## Start Available records

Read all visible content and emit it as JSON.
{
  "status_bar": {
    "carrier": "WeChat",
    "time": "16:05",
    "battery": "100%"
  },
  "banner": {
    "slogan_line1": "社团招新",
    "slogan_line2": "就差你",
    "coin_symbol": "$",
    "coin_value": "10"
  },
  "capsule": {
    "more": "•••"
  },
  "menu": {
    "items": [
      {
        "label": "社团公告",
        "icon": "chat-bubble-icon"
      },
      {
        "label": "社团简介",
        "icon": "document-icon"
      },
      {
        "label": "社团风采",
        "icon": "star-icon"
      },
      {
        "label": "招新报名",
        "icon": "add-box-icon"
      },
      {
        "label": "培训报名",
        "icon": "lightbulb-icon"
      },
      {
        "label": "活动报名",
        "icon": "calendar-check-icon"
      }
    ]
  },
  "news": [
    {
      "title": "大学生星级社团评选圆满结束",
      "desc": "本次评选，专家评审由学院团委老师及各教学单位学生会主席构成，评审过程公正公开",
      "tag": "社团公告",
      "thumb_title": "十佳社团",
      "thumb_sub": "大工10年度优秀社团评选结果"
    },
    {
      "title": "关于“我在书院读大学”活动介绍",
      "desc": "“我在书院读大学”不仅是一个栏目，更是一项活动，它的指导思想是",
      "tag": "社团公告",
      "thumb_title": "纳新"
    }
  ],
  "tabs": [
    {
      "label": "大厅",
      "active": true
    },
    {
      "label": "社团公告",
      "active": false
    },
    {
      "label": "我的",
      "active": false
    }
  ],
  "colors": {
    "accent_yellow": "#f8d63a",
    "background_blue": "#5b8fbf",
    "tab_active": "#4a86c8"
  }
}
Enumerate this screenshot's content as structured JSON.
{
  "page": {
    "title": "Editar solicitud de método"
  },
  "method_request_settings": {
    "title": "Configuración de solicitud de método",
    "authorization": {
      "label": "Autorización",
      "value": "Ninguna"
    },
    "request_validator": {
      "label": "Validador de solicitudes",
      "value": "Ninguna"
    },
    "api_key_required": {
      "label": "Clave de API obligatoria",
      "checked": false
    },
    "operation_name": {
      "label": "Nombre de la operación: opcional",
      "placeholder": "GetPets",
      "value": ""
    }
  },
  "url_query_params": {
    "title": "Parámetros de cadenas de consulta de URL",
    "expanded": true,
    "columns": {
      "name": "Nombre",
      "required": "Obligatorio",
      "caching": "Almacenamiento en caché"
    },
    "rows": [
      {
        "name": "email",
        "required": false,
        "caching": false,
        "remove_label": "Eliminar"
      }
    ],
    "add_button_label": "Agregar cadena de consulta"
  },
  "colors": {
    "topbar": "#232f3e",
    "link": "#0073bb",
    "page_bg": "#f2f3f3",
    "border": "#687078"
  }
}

## End Available records

What the task requires
Exactly reproduce every line of the records.

Problem solution
Read all visible content and emit it as JSON.
{
  "status_bar": {
    "carrier": "WeChat",
    "time": "16:05",
    "battery": "100%"
  },
  "banner": {
    "slogan_line1": "社团招新",
    "slogan_line2": "就差你",
    "coin_symbol": "$",
    "coin_value": "10"
  },
  "capsule": {
    "more": "•••"
  },
  "menu": {
    "items": [
      {
        "label": "社团公告",
        "icon": "chat-bubble-icon"
      },
      {
        "label": "社团简介",
        "icon": "document-icon"
      },
      {
        "label": "社团风采",
        "icon": "star-icon"
      },
      {
        "label": "招新报名",
        "icon": "add-box-icon"
      },
      {
        "label": "培训报名",
        "icon": "lightbulb-icon"
      },
      {
        "label": "活动报名",
        "icon": "calendar-check-icon"
      }
    ]
  },
  "news": [
    {
      "title": "大学生星级社团评选圆满结束",
      "desc": "本次评选，专家评审由学院团委老师及各教学单位学生会主席构成，评审过程公正公开",
      "tag": "社团公告",
      "thumb_title": "十佳社团",
      "thumb_sub": "大工10年度优秀社团评选结果"
    },
    {
      "title": "关于“我在书院读大学”活动介绍",
      "desc": "“我在书院读大学”不仅是一个栏目，更是一项活动，它的指导思想是",
      "tag": "社团公告",
      "thumb_title": "纳新"
    }
  ],
  "tabs": [
    {
      "label": "大厅",
      "active": true
    },
    {
      "label": "社团公告",
      "active": false
    },
    {
      "label": "我的",
      "active": false
    }
  ],
  "colors": {
    "accent_yellow": "#f8d63a",
    "background_blue": "#5b8fbf",
    "tab_active": "#4a86c8"
  }
}
Enumerate this screenshot's content as structured JSON.
{
  "page": {
    "title": "Editar solicitud de método"
  },
  "method_request_settings": {
    "title": "Configuración de solicitud de método",
    "authorization": {
      "label": "Autorización",
      "value": "Ninguna"
    },
    "request_validator": {
      "label": "Validador de solicitudes",
      "value": "Ninguna"
    },
    "api_key_required": {
      "label": "Clave de API obligatoria",
      "checked": false
    },
    "operation_name": {
      "label": "Nombre de la operación: opcional",
      "placeholder": "GetPets",
      "value": ""
    }
  },
  "url_query_params": {
    "title": "Parámetros de cadenas de consulta de URL",
    "expanded": true,
    "columns": {
      "name": "Nombre",
      "required": "Obligatorio",
      "caching": "Almacenamiento en caché"
    },
    "rows": [
      {
        "name": "email",
        "required": false,
        "caching": false,
        "remove_label": "Eliminar"
      }
    ],
    "add_button_label": "Agregar cadena de consulta"
  },
  "colors": {
    "topbar": "#232f3e",
    "link": "#0073bb",
    "page_bg": "#f2f3f3",
    "border": "#687078"
  }
}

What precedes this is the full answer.